To be done
Across the material below, how many lines contain the word "from"? Give only the number.

Records supplied
============================================================

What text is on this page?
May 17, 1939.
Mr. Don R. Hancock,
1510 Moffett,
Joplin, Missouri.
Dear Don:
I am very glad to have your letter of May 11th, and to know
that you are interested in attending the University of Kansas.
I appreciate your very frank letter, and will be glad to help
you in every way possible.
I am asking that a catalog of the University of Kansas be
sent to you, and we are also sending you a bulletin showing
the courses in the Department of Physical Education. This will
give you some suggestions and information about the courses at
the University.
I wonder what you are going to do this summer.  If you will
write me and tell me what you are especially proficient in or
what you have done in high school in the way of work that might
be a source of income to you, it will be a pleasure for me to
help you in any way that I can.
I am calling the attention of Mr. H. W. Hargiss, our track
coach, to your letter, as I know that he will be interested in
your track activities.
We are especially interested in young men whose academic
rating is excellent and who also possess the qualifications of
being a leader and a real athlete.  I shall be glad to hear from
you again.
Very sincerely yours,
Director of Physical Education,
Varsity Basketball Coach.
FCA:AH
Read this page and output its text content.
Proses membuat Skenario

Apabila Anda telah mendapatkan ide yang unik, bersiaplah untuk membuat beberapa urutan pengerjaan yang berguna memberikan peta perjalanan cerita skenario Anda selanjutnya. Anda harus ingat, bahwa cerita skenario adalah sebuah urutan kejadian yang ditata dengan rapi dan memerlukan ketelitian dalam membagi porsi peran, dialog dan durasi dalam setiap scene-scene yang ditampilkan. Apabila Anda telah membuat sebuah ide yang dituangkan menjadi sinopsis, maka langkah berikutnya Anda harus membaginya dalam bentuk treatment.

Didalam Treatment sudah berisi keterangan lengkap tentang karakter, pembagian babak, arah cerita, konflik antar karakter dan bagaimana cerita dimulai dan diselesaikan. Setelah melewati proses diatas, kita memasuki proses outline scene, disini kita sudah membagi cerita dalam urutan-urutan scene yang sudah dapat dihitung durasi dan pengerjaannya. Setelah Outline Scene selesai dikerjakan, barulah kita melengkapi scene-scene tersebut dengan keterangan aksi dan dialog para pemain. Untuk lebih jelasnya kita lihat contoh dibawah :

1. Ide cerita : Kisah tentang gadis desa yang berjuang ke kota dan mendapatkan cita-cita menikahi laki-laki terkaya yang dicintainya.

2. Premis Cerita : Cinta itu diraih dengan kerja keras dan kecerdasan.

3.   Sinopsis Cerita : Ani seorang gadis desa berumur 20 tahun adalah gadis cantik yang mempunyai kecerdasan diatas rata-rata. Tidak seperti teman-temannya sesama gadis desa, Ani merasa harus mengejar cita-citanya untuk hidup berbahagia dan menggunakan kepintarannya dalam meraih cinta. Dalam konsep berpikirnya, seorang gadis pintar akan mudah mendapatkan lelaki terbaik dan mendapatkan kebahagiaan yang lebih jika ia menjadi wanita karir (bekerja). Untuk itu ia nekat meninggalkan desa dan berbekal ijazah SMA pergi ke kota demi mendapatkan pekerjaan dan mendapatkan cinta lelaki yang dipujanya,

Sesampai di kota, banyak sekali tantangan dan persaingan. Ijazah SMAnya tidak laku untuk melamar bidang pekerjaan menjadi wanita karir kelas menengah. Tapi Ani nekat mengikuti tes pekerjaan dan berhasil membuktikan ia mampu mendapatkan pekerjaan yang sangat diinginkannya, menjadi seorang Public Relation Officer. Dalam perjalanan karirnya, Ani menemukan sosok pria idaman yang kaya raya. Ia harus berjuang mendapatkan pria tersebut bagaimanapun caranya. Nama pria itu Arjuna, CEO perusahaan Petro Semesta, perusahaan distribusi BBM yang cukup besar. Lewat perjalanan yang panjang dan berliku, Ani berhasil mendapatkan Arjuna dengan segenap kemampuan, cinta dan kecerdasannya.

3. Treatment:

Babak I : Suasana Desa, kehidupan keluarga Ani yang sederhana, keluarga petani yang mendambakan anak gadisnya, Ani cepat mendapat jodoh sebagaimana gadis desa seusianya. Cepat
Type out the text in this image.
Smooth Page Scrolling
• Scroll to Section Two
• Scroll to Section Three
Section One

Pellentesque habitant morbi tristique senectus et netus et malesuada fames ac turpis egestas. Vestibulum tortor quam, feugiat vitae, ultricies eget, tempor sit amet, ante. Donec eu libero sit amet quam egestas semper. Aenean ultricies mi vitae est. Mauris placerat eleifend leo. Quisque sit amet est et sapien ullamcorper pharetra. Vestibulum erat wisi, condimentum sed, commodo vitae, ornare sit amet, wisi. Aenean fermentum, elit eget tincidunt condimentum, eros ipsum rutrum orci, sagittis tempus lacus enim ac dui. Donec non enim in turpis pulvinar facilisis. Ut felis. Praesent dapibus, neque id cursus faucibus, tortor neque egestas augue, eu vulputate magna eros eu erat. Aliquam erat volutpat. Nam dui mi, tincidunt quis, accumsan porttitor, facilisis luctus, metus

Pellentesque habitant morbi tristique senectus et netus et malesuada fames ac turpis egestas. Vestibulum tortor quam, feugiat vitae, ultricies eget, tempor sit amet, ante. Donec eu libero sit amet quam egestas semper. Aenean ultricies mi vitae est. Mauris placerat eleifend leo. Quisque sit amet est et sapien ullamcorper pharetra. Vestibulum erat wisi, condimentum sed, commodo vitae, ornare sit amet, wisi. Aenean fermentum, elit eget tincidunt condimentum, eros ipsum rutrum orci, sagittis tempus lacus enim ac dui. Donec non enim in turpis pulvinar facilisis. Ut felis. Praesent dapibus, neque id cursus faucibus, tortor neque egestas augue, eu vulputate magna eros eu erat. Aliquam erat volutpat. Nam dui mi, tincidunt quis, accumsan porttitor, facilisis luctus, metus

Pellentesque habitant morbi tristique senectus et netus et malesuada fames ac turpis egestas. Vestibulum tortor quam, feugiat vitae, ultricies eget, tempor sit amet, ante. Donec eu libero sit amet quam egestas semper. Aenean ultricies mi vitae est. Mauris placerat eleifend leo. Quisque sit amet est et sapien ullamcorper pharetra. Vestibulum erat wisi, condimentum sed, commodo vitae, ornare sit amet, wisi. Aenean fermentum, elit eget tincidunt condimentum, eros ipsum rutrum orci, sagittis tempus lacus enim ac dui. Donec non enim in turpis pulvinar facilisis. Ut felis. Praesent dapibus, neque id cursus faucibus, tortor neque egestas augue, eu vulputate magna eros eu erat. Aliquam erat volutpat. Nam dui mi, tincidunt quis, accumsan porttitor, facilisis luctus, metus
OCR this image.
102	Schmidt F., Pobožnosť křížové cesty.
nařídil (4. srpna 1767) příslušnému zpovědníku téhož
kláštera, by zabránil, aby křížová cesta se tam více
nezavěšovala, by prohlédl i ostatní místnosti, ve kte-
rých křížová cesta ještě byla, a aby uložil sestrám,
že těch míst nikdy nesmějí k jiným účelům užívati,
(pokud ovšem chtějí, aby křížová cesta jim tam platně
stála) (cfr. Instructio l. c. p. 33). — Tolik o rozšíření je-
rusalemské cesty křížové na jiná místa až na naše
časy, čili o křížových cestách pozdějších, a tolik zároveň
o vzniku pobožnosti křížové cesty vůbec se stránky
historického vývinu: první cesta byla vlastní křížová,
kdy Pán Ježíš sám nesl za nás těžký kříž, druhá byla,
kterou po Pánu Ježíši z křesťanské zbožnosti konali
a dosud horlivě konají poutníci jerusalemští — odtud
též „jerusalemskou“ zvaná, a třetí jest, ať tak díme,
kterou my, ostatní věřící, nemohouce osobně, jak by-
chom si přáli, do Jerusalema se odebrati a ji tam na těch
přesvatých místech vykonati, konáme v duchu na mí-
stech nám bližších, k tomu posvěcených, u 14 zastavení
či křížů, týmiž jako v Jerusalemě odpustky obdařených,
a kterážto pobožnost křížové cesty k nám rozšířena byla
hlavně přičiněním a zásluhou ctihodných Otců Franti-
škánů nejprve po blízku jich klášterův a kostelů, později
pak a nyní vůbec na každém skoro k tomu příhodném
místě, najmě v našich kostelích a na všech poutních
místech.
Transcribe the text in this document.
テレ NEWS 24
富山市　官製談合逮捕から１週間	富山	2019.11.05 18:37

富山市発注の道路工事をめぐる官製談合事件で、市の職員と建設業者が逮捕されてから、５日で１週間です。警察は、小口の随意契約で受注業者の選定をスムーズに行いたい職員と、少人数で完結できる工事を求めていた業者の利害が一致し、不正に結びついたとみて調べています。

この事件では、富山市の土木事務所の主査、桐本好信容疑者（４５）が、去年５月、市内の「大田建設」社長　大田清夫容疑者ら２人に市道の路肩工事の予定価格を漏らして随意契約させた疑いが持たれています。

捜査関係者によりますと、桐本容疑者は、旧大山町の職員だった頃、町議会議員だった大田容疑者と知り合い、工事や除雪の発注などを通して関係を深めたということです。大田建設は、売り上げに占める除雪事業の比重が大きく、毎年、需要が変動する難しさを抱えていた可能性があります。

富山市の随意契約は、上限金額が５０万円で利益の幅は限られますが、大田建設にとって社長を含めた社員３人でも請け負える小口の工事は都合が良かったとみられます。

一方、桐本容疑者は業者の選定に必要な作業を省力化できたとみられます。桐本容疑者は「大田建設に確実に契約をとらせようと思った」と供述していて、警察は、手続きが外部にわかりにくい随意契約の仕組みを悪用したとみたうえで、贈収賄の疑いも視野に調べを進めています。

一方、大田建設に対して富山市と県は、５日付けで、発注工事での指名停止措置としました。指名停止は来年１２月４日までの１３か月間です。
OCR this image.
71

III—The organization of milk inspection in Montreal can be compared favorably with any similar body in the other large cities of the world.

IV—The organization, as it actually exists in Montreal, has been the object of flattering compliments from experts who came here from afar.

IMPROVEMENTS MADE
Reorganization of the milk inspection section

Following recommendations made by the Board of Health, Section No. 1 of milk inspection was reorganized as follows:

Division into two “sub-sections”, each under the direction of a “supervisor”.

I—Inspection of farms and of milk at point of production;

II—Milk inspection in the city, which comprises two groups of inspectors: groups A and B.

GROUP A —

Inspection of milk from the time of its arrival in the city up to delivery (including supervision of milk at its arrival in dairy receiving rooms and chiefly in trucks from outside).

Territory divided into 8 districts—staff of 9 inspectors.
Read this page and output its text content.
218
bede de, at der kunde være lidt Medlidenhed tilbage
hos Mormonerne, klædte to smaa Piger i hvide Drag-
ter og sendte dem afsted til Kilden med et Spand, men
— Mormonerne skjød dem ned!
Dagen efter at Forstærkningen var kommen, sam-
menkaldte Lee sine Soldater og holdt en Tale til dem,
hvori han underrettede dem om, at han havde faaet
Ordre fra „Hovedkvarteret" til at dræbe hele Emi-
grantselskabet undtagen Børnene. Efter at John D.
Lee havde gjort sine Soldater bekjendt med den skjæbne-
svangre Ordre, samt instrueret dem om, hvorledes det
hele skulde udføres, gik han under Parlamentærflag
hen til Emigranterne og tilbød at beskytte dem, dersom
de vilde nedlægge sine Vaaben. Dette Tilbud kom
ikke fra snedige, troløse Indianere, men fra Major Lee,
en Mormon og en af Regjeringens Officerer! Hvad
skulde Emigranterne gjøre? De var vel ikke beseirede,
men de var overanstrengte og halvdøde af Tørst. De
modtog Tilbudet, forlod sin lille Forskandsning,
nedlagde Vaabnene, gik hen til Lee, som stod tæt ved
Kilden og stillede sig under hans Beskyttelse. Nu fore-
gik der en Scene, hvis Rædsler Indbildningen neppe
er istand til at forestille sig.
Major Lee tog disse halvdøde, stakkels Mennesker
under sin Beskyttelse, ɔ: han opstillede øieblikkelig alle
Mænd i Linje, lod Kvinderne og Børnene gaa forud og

============================================================

Answer
3